To be done: Extend the blog post below about the short stories that most shaped the writer, starting right after its last sentence.

Text shown:

* Begin *

Sometimes I don’t know if this blog is about other peoples’ art, or myself, or my own art. Or if it’s just a mess of all three. Regardless, because I am venturing into really taking a good look at Carol Shields’ Collected Short Stories this summer, I thought I would compile a list of the (published) short stories that have most influenced me in my writing, and personal life.
Alice Munro – Boys and Girls. This story started it all for me. I read it in high school english and our teacher had us do a lot of extensive work on it; a group project where we each looked at the story’s seperate elements, a couple of essays, a presentation, and so on, all simply about this story. And I can understand why for two reasons; because there is a lot to it, and because it’s completely wonderful. Reading this story, I sculpted an image of myself as a future writer, and I also learned about myself as a person of the female gender, which was invaluable to me in later years as a student of literary theory and a small girl in contemporary society. The first time I read this story, I thought about what I wanted to with my life, and that was write fiction. A lot of the stories I wrote in high school were heavy on symbolism because of Boys and Girls. For those reasons, it is the single greatest influence on my short fiction.

* End *

Data excerpts:
* Begin *

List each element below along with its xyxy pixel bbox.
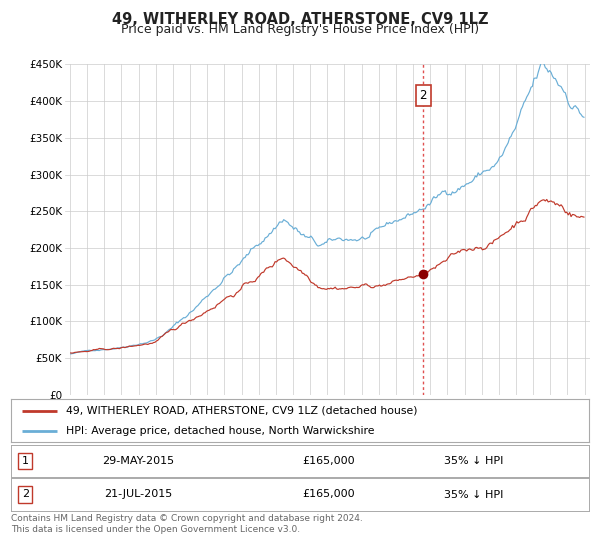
Text: £165,000: £165,000 — [302, 456, 355, 466]
Text: 29-MAY-2015: 29-MAY-2015 — [102, 456, 174, 466]
Text: 35% ↓ HPI: 35% ↓ HPI — [444, 489, 503, 500]
Text: 2: 2 — [22, 489, 29, 500]
Text: This data is licensed under the Open Government Licence v3.0.: This data is licensed under the Open Gov… — [11, 525, 300, 534]
Text: 1: 1 — [22, 456, 29, 466]
Text: 35% ↓ HPI: 35% ↓ HPI — [444, 456, 503, 466]
Text: 21-JUL-2015: 21-JUL-2015 — [104, 489, 172, 500]
Text: 2: 2 — [419, 88, 427, 102]
Text: £165,000: £165,000 — [302, 489, 355, 500]
Text: Contains HM Land Registry data © Crown copyright and database right 2024.: Contains HM Land Registry data © Crown c… — [11, 514, 362, 523]
Text: HPI: Average price, detached house, North Warwickshire: HPI: Average price, detached house, Nort… — [66, 427, 374, 436]
Text: 49, WITHERLEY ROAD, ATHERSTONE, CV9 1LZ (detached house): 49, WITHERLEY ROAD, ATHERSTONE, CV9 1LZ … — [66, 405, 417, 416]
Text: Price paid vs. HM Land Registry's House Price Index (HPI): Price paid vs. HM Land Registry's House … — [121, 23, 479, 36]
Text: 49, WITHERLEY ROAD, ATHERSTONE, CV9 1LZ: 49, WITHERLEY ROAD, ATHERSTONE, CV9 1LZ — [112, 12, 488, 27]
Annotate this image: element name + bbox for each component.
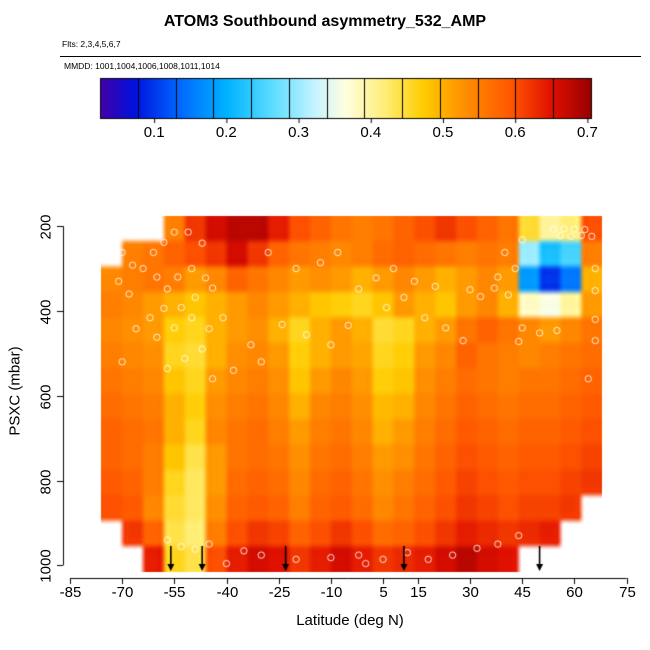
flights-label: Flts: 2,3,4,5,6,7 xyxy=(62,39,121,49)
mmdd-label: MMDD: 1001,1004,1006,1008,1011,1014 xyxy=(64,61,220,71)
plot-title: ATOM3 Southbound asymmetry_532_AMP xyxy=(163,13,487,30)
y-axis-title: PSXC (mbar) xyxy=(6,346,24,436)
legend-divider-line xyxy=(60,56,641,57)
x-axis-title: Latitude (deg N) xyxy=(296,612,404,629)
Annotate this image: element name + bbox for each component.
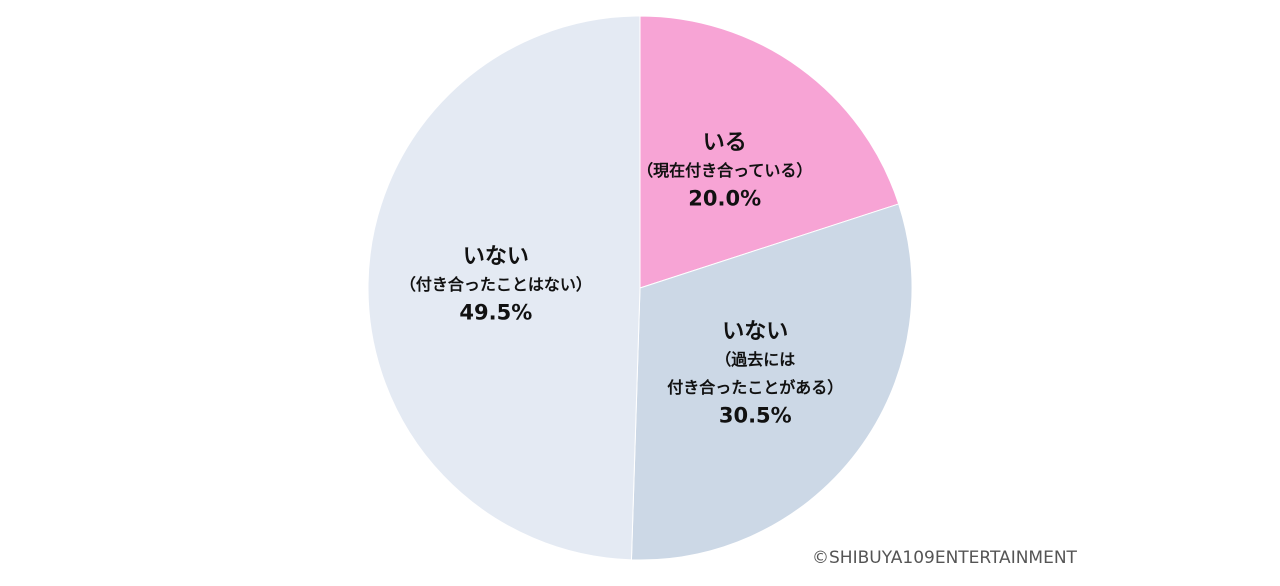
slice-note: （付き合ったことはない）	[400, 275, 592, 294]
value-label: 30.5%	[719, 404, 792, 428]
slice-label: いない	[722, 320, 788, 345]
slice-label: いない	[463, 245, 529, 270]
pie-slice	[630, 203, 913, 561]
slice-label: いる	[703, 130, 747, 155]
credit: ©SHIBUYA109ENTERTAINMENT	[812, 548, 1078, 568]
slice-note: 付き合ったことがある）	[667, 378, 843, 397]
pie-slice	[367, 15, 641, 561]
value-label: 20.0%	[688, 186, 761, 210]
pie-slice	[639, 15, 900, 289]
value-label: 49.5%	[459, 301, 532, 325]
slice-note: （現在付き合っている）	[637, 161, 812, 180]
slice-note: （過去には	[715, 350, 795, 369]
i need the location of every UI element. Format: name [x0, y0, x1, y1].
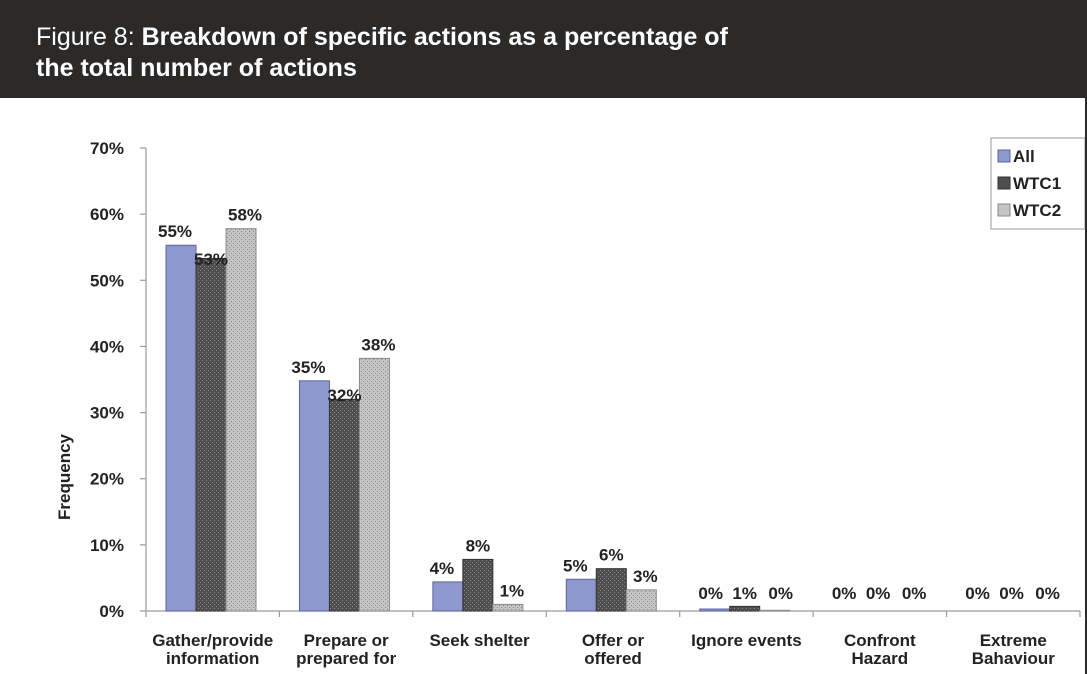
- bar-chart: 0% 10% 20% 30% 40% 50% 60% 70% 55%53% 58% 35%32% 3…: [55, 137, 1085, 668]
- y-axis-title: Frequency: [55, 433, 74, 520]
- x-category-label: Bahaviour: [972, 649, 1056, 668]
- data-label: 0%: [1035, 584, 1060, 603]
- x-category-label: Hazard: [852, 649, 909, 668]
- data-label: 53%: [194, 250, 228, 269]
- legend-swatch-all: [997, 149, 1011, 163]
- bar-wtc2: [759, 609, 791, 612]
- y-tick-label: 20%: [90, 470, 124, 489]
- data-label: 1%: [500, 581, 525, 600]
- bar-wtc2: [225, 228, 257, 612]
- data-label: 6%: [599, 546, 624, 565]
- data-label: 0%: [768, 584, 793, 603]
- x-category-label: Confront: [844, 631, 916, 650]
- data-label: 0%: [866, 584, 891, 603]
- x-category-label: information: [166, 649, 260, 668]
- data-label: 4%: [430, 559, 455, 578]
- bar-all: [699, 608, 731, 612]
- bar-wtc1: [462, 558, 494, 612]
- data-label: 32%: [327, 386, 361, 405]
- bar-wtc2: [358, 357, 390, 612]
- y-tick-label: 60%: [90, 205, 124, 224]
- data-label: 0%: [965, 584, 990, 603]
- frame-right-border: [1085, 98, 1087, 674]
- bar-wtc1: [328, 398, 360, 612]
- data-label: 1%: [732, 584, 757, 603]
- bar-wtc1: [729, 605, 761, 612]
- x-category-label: Ignore events: [691, 631, 802, 650]
- bar-wtc1: [595, 568, 627, 612]
- y-tick-label: 30%: [90, 404, 124, 423]
- y-tick-label: 0%: [99, 602, 124, 621]
- x-category-label: Extreme: [980, 631, 1047, 650]
- bar-wtc1: [195, 257, 227, 612]
- bar-wtc2: [492, 603, 524, 612]
- x-category-label: offered: [584, 649, 642, 668]
- y-tick-label: 70%: [90, 139, 124, 158]
- data-label: 38%: [361, 335, 395, 354]
- figure-header: Figure 8: Breakdown of specific actions …: [0, 0, 1087, 98]
- figure-title-line-2: the total number of actions: [36, 54, 357, 82]
- x-category-label: Prepare or: [304, 631, 389, 650]
- data-label: 8%: [466, 536, 491, 555]
- data-label: 55%: [158, 222, 192, 241]
- legend-label: All: [1013, 147, 1035, 166]
- data-label: 35%: [291, 358, 325, 377]
- x-category-label: Gather/provide: [152, 631, 273, 650]
- data-label: 3%: [633, 567, 658, 586]
- legend-label: WTC1: [1013, 174, 1061, 193]
- y-axis: 0% 10% 20% 30% 40% 50% 60% 70%: [90, 139, 1081, 621]
- x-category-label: prepared for: [296, 649, 397, 668]
- x-category-label: Offer or: [582, 631, 645, 650]
- y-tick-label: 10%: [90, 536, 124, 555]
- data-label: 0%: [999, 584, 1024, 603]
- legend-swatch-wtc1: [997, 176, 1011, 190]
- legend-swatch-wtc2: [997, 203, 1011, 217]
- y-tick-label: 50%: [90, 271, 124, 290]
- bars: [165, 228, 791, 612]
- data-label: 0%: [902, 584, 927, 603]
- header-line-1: Figure 8: Breakdown of specific actions …: [36, 22, 1087, 53]
- legend: All WTC1 WTC2: [990, 137, 1085, 230]
- bar-all: [298, 380, 330, 612]
- data-label: 0%: [698, 584, 723, 603]
- data-label: 58%: [228, 206, 262, 225]
- bar-all: [565, 578, 597, 612]
- data-labels: 55%53% 58% 35%32% 38% 4% 8% 1% 5% 6% 3% 0% 1% 0% 0% 0%…: [158, 206, 1060, 603]
- legend-label: WTC2: [1013, 201, 1061, 220]
- data-label: 5%: [563, 556, 588, 575]
- bar-all: [165, 244, 197, 612]
- figure-title-line-1: Breakdown of specific actions as a perce…: [141, 23, 728, 51]
- x-category-label: Seek shelter: [429, 631, 530, 650]
- figure-number: Figure 8:: [36, 23, 142, 51]
- bar-wtc2: [625, 589, 657, 612]
- bar-all: [432, 581, 464, 612]
- y-tick-label: 40%: [90, 337, 124, 356]
- data-label: 0%: [832, 584, 857, 603]
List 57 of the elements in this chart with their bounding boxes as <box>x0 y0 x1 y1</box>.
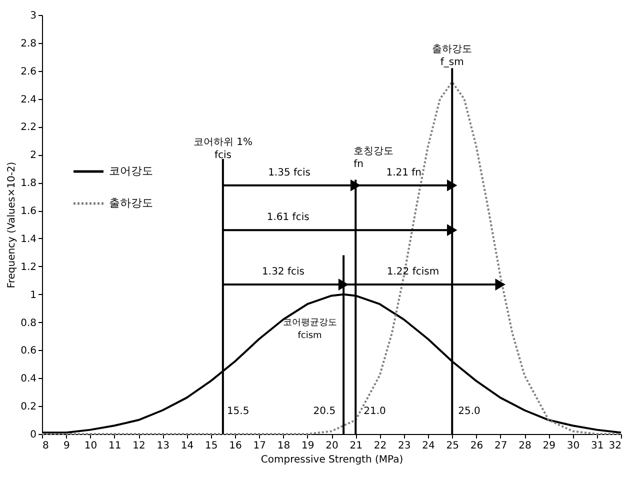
y-tick-label: 0 <box>30 430 36 440</box>
y-tick-label: 3 <box>30 10 36 22</box>
x-tick-label: 29 <box>542 440 556 452</box>
y-tick-label: 1.6 <box>20 206 36 218</box>
annotation: 출하강도 f_sm <box>432 44 472 68</box>
annotation: 코어평균강도 fcism <box>282 318 337 342</box>
legend-label: 출하강도 <box>109 196 153 210</box>
annotation: 15.5 <box>226 406 250 417</box>
x-tick-label: 25 <box>446 440 459 452</box>
x-tick-label: 23 <box>398 440 411 452</box>
x-tick-label: 20 <box>326 440 338 452</box>
annotation: 1.21 fn <box>386 167 422 178</box>
x-tick-label: 8 <box>42 440 49 452</box>
x-tick-label: 9 <box>63 440 70 452</box>
annotation: 1.32 fcis <box>262 266 304 278</box>
x-tick-label: 22 <box>374 440 387 452</box>
x-tick-label: 26 <box>470 440 484 452</box>
annotation: 코어하위 1% fcis <box>193 136 252 161</box>
x-tick-label: 18 <box>277 440 290 452</box>
annotation: 25.0 <box>458 406 480 417</box>
y-tick-label: 2.4 <box>20 94 36 106</box>
x-tick-label: 32 <box>608 440 622 452</box>
y-tick-label: 1.2 <box>20 262 36 273</box>
y-tick-label: 0.4 <box>20 374 36 385</box>
annotation: 1.22 fcism <box>386 266 440 278</box>
x-tick-label: 13 <box>156 440 170 452</box>
x-axis-title: Compressive Strength (MPa) <box>260 454 404 466</box>
x-tick-label: 27 <box>494 440 508 452</box>
y-tick-label: 1.4 <box>20 234 36 245</box>
annotation: 20.5 <box>313 406 336 417</box>
x-tick-label: 19 <box>302 440 314 452</box>
y-tick-label: 0.6 <box>20 346 36 357</box>
x-tick-label: 21 <box>350 440 362 452</box>
y-tick-label: 1.8 <box>20 178 36 190</box>
x-tick-label: 12 <box>132 440 146 452</box>
y-axis-title: Frequency (Values×10-2) <box>6 162 18 288</box>
y-tick-label: 2.8 <box>20 38 36 50</box>
y-tick-label: 1 <box>30 290 36 301</box>
x-tick-label: 11 <box>108 440 122 452</box>
x-tick-label: 28 <box>518 440 532 452</box>
y-tick-label: 0.8 <box>20 318 36 329</box>
x-tick-label: 17 <box>253 440 266 452</box>
x-tick-label: 16 <box>229 440 242 452</box>
x-tick-label: 10 <box>84 440 98 452</box>
y-tick-label: 0.2 <box>20 402 36 413</box>
x-tick-label: 24 <box>422 440 435 452</box>
annotation: 1.35 fcis <box>268 167 311 178</box>
annotation: 1.61 fcis <box>266 212 310 224</box>
legend-label: 코어강도 <box>109 164 153 178</box>
y-tick-label: 2 <box>30 150 36 162</box>
x-tick-label: 31 <box>591 440 604 452</box>
x-tick-label: 14 <box>180 440 194 452</box>
annotation: 21.0 <box>364 406 386 417</box>
y-tick-label: 2.2 <box>20 122 36 134</box>
x-tick-label: 15 <box>205 440 218 452</box>
y-tick-label: 2.6 <box>20 66 36 78</box>
x-tick-label: 30 <box>566 440 580 452</box>
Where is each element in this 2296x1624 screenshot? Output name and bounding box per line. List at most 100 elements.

* End *

The reply:
Carol Shields – The Orange Fish. This is the first of Shields’ works I ever read, and I read it in my third year of university. The one memory I have of it, is that contrary to most of the stories we read in my 300-level writing class, everyone loved this story. It was funny and bold and vivacious and all of us had tons to say about all of its merits as both a piece of entertainment, and a hilarious commentary about art and community. I’ve never been much a fan of comedy writing in the first place, and ‘funny’ literature doesn’t generally strike a chord with me and never has. But I think what The Orange Fish does so well, is incorporates elements of art that someone like me, who has lived within a community of academics for five years can relate to, with humour and the same thread of heart – pure, kindheartedness – that you can weave through all of Sheilds’ work. And it’s that heart and likability that I’ve never forgotten about this story. I want to write a story that everyone in a room of sweet, kind, talented people love. The best moment in the story is the Japanese man discussing his orange fish experience: “As you can imagine, his accent was somewhat harsh and halting, but I believe we understood something of what he said. In the small house where he lives, he has hung The Orange Fish in the traditional tokonoma alcove, just about the black laquered slab of ood on which rests a bowl of white flowers. The contrast between the sharp orange of the fish’s scales and the unearthly whiteness of the flowers’ petals reminds him daily of the contradictions that abound in the industrialized world. At this no one clapped louder than myself.” (Collected Stories, 225).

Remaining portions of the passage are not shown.